**TASK REQUIREMENTS**
Exact reproduction of the data is required, with images excluded.

**Excerpt from a dataset**
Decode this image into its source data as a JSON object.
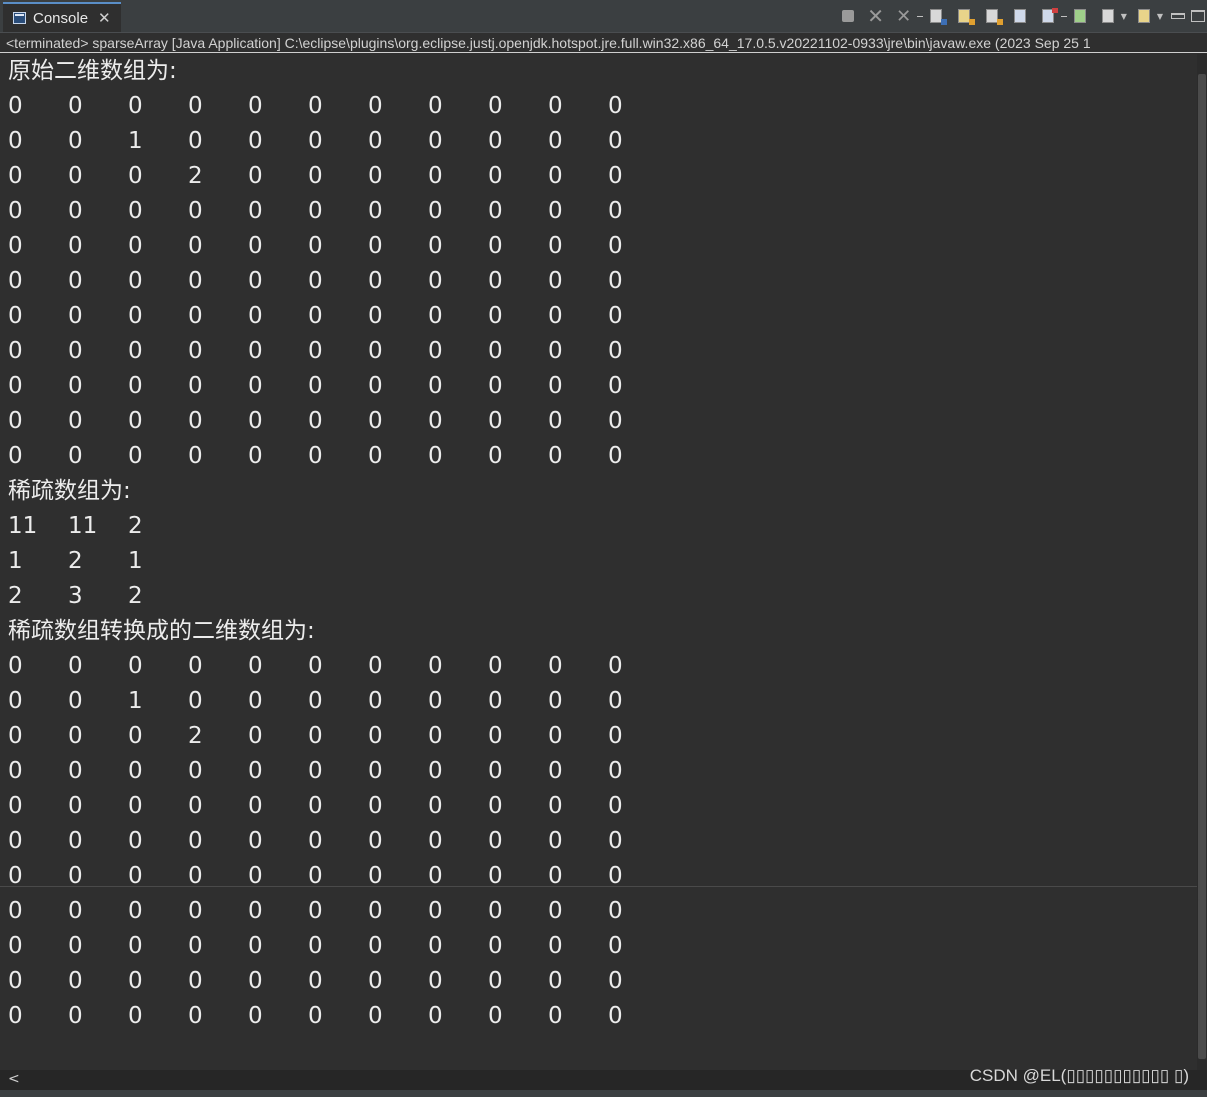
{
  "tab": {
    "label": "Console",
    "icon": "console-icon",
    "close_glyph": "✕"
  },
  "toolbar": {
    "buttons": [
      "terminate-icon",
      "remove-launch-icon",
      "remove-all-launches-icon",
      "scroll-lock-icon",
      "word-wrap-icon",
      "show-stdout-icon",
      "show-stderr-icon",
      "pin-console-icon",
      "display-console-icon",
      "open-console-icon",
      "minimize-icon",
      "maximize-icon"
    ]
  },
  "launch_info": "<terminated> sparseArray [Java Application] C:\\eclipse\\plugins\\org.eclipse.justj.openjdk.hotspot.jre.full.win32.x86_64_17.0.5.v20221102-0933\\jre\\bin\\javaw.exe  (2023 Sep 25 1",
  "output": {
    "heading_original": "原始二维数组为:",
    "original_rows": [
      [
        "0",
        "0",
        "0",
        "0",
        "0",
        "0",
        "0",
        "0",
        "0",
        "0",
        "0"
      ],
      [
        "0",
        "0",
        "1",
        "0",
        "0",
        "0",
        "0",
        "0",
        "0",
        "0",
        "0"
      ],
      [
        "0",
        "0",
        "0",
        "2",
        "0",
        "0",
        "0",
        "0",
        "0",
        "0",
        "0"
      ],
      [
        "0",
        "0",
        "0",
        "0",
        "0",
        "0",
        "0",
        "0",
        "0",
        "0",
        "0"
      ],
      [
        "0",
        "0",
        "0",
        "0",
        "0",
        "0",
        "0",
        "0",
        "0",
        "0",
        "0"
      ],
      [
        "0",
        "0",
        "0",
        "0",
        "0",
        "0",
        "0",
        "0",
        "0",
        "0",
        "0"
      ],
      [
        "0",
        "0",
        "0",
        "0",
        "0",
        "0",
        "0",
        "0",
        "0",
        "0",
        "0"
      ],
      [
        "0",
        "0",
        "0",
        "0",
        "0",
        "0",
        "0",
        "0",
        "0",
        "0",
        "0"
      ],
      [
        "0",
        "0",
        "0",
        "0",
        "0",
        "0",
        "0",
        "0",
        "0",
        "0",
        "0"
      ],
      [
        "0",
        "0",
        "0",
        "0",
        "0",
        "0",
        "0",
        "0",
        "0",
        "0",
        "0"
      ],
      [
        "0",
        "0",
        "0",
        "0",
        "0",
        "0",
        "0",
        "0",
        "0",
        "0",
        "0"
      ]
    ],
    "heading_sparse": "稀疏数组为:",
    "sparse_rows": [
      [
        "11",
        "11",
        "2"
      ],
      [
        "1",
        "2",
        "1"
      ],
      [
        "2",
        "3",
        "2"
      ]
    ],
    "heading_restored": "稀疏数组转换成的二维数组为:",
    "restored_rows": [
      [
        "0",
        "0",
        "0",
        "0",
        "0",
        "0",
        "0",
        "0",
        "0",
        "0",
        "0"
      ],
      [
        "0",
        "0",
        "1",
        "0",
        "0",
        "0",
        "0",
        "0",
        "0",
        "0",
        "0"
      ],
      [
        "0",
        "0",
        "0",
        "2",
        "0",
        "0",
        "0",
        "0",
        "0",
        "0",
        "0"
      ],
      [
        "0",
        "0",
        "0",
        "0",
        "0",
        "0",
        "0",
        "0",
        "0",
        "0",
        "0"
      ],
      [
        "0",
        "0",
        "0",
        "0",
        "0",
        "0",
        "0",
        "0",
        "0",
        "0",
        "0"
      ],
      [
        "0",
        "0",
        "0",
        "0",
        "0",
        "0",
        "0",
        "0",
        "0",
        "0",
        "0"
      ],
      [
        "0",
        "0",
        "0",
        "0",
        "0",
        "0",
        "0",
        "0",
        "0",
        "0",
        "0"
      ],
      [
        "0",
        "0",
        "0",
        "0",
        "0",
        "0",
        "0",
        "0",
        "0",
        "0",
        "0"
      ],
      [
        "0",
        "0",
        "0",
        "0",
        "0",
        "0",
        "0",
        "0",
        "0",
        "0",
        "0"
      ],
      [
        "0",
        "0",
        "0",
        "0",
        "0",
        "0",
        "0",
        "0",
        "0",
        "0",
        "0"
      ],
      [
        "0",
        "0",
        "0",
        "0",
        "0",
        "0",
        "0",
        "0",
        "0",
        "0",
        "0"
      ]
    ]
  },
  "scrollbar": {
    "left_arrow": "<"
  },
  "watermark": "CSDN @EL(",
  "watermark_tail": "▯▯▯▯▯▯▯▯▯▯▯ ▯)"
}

**THE SOLUTION**
Decode this image into its source data as a JSON object.
{
  "tab": {
    "label": "Console",
    "icon": "console-icon",
    "close_glyph": "✕"
  },
  "toolbar": {
    "buttons": [
      "terminate-icon",
      "remove-launch-icon",
      "remove-all-launches-icon",
      "scroll-lock-icon",
      "word-wrap-icon",
      "show-stdout-icon",
      "show-stderr-icon",
      "pin-console-icon",
      "display-console-icon",
      "open-console-icon",
      "minimize-icon",
      "maximize-icon"
    ]
  },
  "launch_info": "<terminated> sparseArray [Java Application] C:\\eclipse\\plugins\\org.eclipse.justj.openjdk.hotspot.jre.full.win32.x86_64_17.0.5.v20221102-0933\\jre\\bin\\javaw.exe  (2023 Sep 25 1",
  "output": {
    "heading_original": "原始二维数组为:",
    "original_rows": [
      [
        "0",
        "0",
        "0",
        "0",
        "0",
        "0",
        "0",
        "0",
        "0",
        "0",
        "0"
      ],
      [
        "0",
        "0",
        "1",
        "0",
        "0",
        "0",
        "0",
        "0",
        "0",
        "0",
        "0"
      ],
      [
        "0",
        "0",
        "0",
        "2",
        "0",
        "0",
        "0",
        "0",
        "0",
        "0",
        "0"
      ],
      [
        "0",
        "0",
        "0",
        "0",
        "0",
        "0",
        "0",
        "0",
        "0",
        "0",
        "0"
      ],
      [
        "0",
        "0",
        "0",
        "0",
        "0",
        "0",
        "0",
        "0",
        "0",
        "0",
        "0"
      ],
      [
        "0",
        "0",
        "0",
        "0",
        "0",
        "0",
        "0",
        "0",
        "0",
        "0",
        "0"
      ],
      [
        "0",
        "0",
        "0",
        "0",
        "0",
        "0",
        "0",
        "0",
        "0",
        "0",
        "0"
      ],
      [
        "0",
        "0",
        "0",
        "0",
        "0",
        "0",
        "0",
        "0",
        "0",
        "0",
        "0"
      ],
      [
        "0",
        "0",
        "0",
        "0",
        "0",
        "0",
        "0",
        "0",
        "0",
        "0",
        "0"
      ],
      [
        "0",
        "0",
        "0",
        "0",
        "0",
        "0",
        "0",
        "0",
        "0",
        "0",
        "0"
      ],
      [
        "0",
        "0",
        "0",
        "0",
        "0",
        "0",
        "0",
        "0",
        "0",
        "0",
        "0"
      ]
    ],
    "heading_sparse": "稀疏数组为:",
    "sparse_rows": [
      [
        "11",
        "11",
        "2"
      ],
      [
        "1",
        "2",
        "1"
      ],
      [
        "2",
        "3",
        "2"
      ]
    ],
    "heading_restored": "稀疏数组转换成的二维数组为:",
    "restored_rows": [
      [
        "0",
        "0",
        "0",
        "0",
        "0",
        "0",
        "0",
        "0",
        "0",
        "0",
        "0"
      ],
      [
        "0",
        "0",
        "1",
        "0",
        "0",
        "0",
        "0",
        "0",
        "0",
        "0",
        "0"
      ],
      [
        "0",
        "0",
        "0",
        "2",
        "0",
        "0",
        "0",
        "0",
        "0",
        "0",
        "0"
      ],
      [
        "0",
        "0",
        "0",
        "0",
        "0",
        "0",
        "0",
        "0",
        "0",
        "0",
        "0"
      ],
      [
        "0",
        "0",
        "0",
        "0",
        "0",
        "0",
        "0",
        "0",
        "0",
        "0",
        "0"
      ],
      [
        "0",
        "0",
        "0",
        "0",
        "0",
        "0",
        "0",
        "0",
        "0",
        "0",
        "0"
      ],
      [
        "0",
        "0",
        "0",
        "0",
        "0",
        "0",
        "0",
        "0",
        "0",
        "0",
        "0"
      ],
      [
        "0",
        "0",
        "0",
        "0",
        "0",
        "0",
        "0",
        "0",
        "0",
        "0",
        "0"
      ],
      [
        "0",
        "0",
        "0",
        "0",
        "0",
        "0",
        "0",
        "0",
        "0",
        "0",
        "0"
      ],
      [
        "0",
        "0",
        "0",
        "0",
        "0",
        "0",
        "0",
        "0",
        "0",
        "0",
        "0"
      ],
      [
        "0",
        "0",
        "0",
        "0",
        "0",
        "0",
        "0",
        "0",
        "0",
        "0",
        "0"
      ]
    ]
  },
  "scrollbar": {
    "left_arrow": "<"
  },
  "watermark": "CSDN @EL(",
  "watermark_tail": "▯▯▯▯▯▯▯▯▯▯▯ ▯)"
}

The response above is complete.